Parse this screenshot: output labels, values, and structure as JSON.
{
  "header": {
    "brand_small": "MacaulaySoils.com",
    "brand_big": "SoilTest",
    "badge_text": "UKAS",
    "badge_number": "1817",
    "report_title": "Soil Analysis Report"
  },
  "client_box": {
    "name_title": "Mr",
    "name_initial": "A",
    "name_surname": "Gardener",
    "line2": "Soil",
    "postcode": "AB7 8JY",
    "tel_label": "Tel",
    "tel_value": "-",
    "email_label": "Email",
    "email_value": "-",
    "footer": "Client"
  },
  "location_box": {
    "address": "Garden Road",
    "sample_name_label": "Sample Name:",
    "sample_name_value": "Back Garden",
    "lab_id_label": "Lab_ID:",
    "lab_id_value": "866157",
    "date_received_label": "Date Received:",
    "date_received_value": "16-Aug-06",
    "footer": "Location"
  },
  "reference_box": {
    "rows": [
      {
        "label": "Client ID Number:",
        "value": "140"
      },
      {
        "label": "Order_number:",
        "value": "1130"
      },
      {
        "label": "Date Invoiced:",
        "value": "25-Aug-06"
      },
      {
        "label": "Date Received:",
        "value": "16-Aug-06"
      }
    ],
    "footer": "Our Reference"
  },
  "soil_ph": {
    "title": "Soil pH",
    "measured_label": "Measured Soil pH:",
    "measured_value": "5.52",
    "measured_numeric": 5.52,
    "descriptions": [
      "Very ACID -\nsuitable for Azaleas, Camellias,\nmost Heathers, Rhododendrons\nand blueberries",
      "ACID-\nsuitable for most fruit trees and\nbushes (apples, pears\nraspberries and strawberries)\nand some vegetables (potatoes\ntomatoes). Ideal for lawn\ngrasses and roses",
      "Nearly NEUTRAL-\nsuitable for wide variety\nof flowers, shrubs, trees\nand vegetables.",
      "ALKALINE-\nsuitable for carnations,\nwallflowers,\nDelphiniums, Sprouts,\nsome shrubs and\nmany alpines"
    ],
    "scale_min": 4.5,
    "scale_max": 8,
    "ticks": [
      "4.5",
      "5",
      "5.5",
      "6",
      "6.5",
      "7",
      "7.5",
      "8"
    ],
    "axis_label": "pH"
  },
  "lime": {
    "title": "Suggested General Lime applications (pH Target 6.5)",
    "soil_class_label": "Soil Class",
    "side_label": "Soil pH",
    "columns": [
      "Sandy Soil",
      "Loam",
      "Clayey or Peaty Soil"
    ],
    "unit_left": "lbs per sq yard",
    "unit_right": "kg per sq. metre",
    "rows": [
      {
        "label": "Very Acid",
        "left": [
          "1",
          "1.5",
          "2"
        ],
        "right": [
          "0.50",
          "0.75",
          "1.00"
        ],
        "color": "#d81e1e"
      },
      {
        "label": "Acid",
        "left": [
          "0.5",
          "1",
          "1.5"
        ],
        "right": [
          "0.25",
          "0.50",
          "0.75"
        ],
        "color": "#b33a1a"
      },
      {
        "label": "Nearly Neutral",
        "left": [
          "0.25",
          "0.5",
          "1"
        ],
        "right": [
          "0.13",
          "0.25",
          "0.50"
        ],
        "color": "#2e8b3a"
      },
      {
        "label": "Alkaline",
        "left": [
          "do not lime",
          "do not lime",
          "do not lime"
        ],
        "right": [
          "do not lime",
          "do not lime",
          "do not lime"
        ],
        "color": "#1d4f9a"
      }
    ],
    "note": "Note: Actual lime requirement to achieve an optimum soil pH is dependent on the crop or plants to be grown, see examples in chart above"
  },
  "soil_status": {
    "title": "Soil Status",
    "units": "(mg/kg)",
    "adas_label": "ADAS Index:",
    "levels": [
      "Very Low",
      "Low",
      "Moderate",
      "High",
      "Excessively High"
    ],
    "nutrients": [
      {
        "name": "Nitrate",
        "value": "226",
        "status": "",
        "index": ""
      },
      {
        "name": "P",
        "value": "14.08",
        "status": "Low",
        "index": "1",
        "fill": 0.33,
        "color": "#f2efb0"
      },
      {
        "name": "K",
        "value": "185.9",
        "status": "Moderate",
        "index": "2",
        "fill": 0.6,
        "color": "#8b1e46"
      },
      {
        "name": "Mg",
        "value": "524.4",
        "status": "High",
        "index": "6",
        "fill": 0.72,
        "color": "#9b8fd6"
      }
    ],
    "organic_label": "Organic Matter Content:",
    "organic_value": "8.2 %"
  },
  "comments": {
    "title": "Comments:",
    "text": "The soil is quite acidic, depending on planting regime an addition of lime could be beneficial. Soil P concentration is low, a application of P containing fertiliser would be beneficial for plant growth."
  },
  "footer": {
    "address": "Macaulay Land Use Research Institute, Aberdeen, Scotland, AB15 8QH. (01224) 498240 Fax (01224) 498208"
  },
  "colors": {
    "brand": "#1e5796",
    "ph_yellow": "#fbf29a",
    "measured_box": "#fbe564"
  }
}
#####
Transcribe the material above in its entirety. Match it exactly.

Result for this task:
Parse this screenshot: output labels, values, and structure as JSON.
{
  "header": {
    "brand_small": "MacaulaySoils.com",
    "brand_big": "SoilTest",
    "badge_text": "UKAS",
    "badge_number": "1817",
    "report_title": "Soil Analysis Report"
  },
  "client_box": {
    "name_title": "Mr",
    "name_initial": "A",
    "name_surname": "Gardener",
    "line2": "Soil",
    "postcode": "AB7 8JY",
    "tel_label": "Tel",
    "tel_value": "-",
    "email_label": "Email",
    "email_value": "-",
    "footer": "Client"
  },
  "location_box": {
    "address": "Garden Road",
    "sample_name_label": "Sample Name:",
    "sample_name_value": "Back Garden",
    "lab_id_label": "Lab_ID:",
    "lab_id_value": "866157",
    "date_received_label": "Date Received:",
    "date_received_value": "16-Aug-06",
    "footer": "Location"
  },
  "reference_box": {
    "rows": [
      {
        "label": "Client ID Number:",
        "value": "140"
      },
      {
        "label": "Order_number:",
        "value": "1130"
      },
      {
        "label": "Date Invoiced:",
        "value": "25-Aug-06"
      },
      {
        "label": "Date Received:",
        "value": "16-Aug-06"
      }
    ],
    "footer": "Our Reference"
  },
  "soil_ph": {
    "title": "Soil pH",
    "measured_label": "Measured Soil pH:",
    "measured_value": "5.52",
    "measured_numeric": 5.52,
    "descriptions": [
      "Very ACID -\nsuitable for Azaleas, Camellias,\nmost Heathers, Rhododendrons\nand blueberries",
      "ACID-\nsuitable for most fruit trees and\nbushes (apples, pears\nraspberries and strawberries)\nand some vegetables (potatoes\ntomatoes). Ideal for lawn\ngrasses and roses",
      "Nearly NEUTRAL-\nsuitable for wide variety\nof flowers, shrubs, trees\nand vegetables.",
      "ALKALINE-\nsuitable for carnations,\nwallflowers,\nDelphiniums, Sprouts,\nsome shrubs and\nmany alpines"
    ],
    "scale_min": 4.5,
    "scale_max": 8,
    "ticks": [
      "4.5",
      "5",
      "5.5",
      "6",
      "6.5",
      "7",
      "7.5",
      "8"
    ],
    "axis_label": "pH"
  },
  "lime": {
    "title": "Suggested General Lime applications (pH Target 6.5)",
    "soil_class_label": "Soil Class",
    "side_label": "Soil pH",
    "columns": [
      "Sandy Soil",
      "Loam",
      "Clayey or Peaty Soil"
    ],
    "unit_left": "lbs per sq yard",
    "unit_right": "kg per sq. metre",
    "rows": [
      {
        "label": "Very Acid",
        "left": [
          "1",
          "1.5",
          "2"
        ],
        "right": [
          "0.50",
          "0.75",
          "1.00"
        ],
        "color": "#d81e1e"
      },
      {
        "label": "Acid",
        "left": [
          "0.5",
          "1",
          "1.5"
        ],
        "right": [
          "0.25",
          "0.50",
          "0.75"
        ],
        "color": "#b33a1a"
      },
      {
        "label": "Nearly Neutral",
        "left": [
          "0.25",
          "0.5",
          "1"
        ],
        "right": [
          "0.13",
          "0.25",
          "0.50"
        ],
        "color": "#2e8b3a"
      },
      {
        "label": "Alkaline",
        "left": [
          "do not lime",
          "do not lime",
          "do not lime"
        ],
        "right": [
          "do not lime",
          "do not lime",
          "do not lime"
        ],
        "color": "#1d4f9a"
      }
    ],
    "note": "Note: Actual lime requirement to achieve an optimum soil pH is dependent on the crop or plants to be grown, see examples in chart above"
  },
  "soil_status": {
    "title": "Soil Status",
    "units": "(mg/kg)",
    "adas_label": "ADAS Index:",
    "levels": [
      "Very Low",
      "Low",
      "Moderate",
      "High",
      "Excessively High"
    ],
    "nutrients": [
      {
        "name": "Nitrate",
        "value": "226",
        "status": "",
        "index": ""
      },
      {
        "name": "P",
        "value": "14.08",
        "status": "Low",
        "index": "1",
        "fill": 0.33,
        "color": "#f2efb0"
      },
      {
        "name": "K",
        "value": "185.9",
        "status": "Moderate",
        "index": "2",
        "fill": 0.6,
        "color": "#8b1e46"
      },
      {
        "name": "Mg",
        "value": "524.4",
        "status": "High",
        "index": "6",
        "fill": 0.72,
        "color": "#9b8fd6"
      }
    ],
    "organic_label": "Organic Matter Content:",
    "organic_value": "8.2 %"
  },
  "comments": {
    "title": "Comments:",
    "text": "The soil is quite acidic, depending on planting regime an addition of lime could be beneficial. Soil P concentration is low, a application of P containing fertiliser would be beneficial for plant growth."
  },
  "footer": {
    "address": "Macaulay Land Use Research Institute, Aberdeen, Scotland, AB15 8QH. (01224) 498240 Fax (01224) 498208"
  },
  "colors": {
    "brand": "#1e5796",
    "ph_yellow": "#fbf29a",
    "measured_box": "#fbe564"
  }
}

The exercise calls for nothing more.